### The input

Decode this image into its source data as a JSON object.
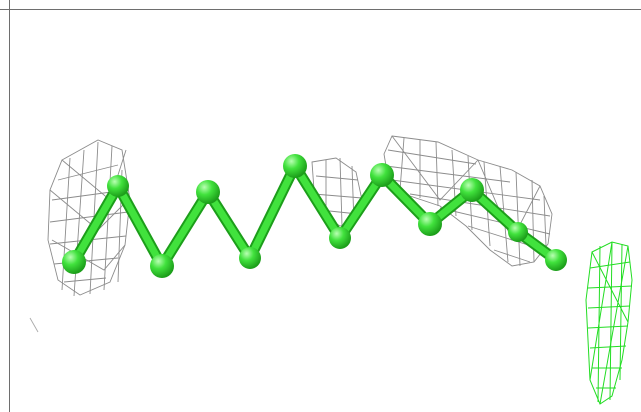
{
  "scene": {
    "type": "molecular-structure-view",
    "background": "#ffffff",
    "frame_color": "#6e6e6e",
    "ligand": {
      "representation": "ball-and-stick",
      "color": "#41e23d",
      "highlight": "#b9ffb3",
      "shadow": "#1c9e1a",
      "atom_count": 12
    },
    "density_maps": [
      {
        "name": "2fo-fc-map",
        "color": "#8c8c8c",
        "style": "mesh"
      },
      {
        "name": "fo-fc-map",
        "color": "#22dd22",
        "style": "mesh"
      }
    ]
  }
}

######

▶ [The task] Without including any pictures, print each record exactly.

▶ [Written solution]
Decode this image into its source data as a JSON object.
{
  "scene": {
    "type": "molecular-structure-view",
    "background": "#ffffff",
    "frame_color": "#6e6e6e",
    "ligand": {
      "representation": "ball-and-stick",
      "color": "#41e23d",
      "highlight": "#b9ffb3",
      "shadow": "#1c9e1a",
      "atom_count": 12
    },
    "density_maps": [
      {
        "name": "2fo-fc-map",
        "color": "#8c8c8c",
        "style": "mesh"
      },
      {
        "name": "fo-fc-map",
        "color": "#22dd22",
        "style": "mesh"
      }
    ]
  }
}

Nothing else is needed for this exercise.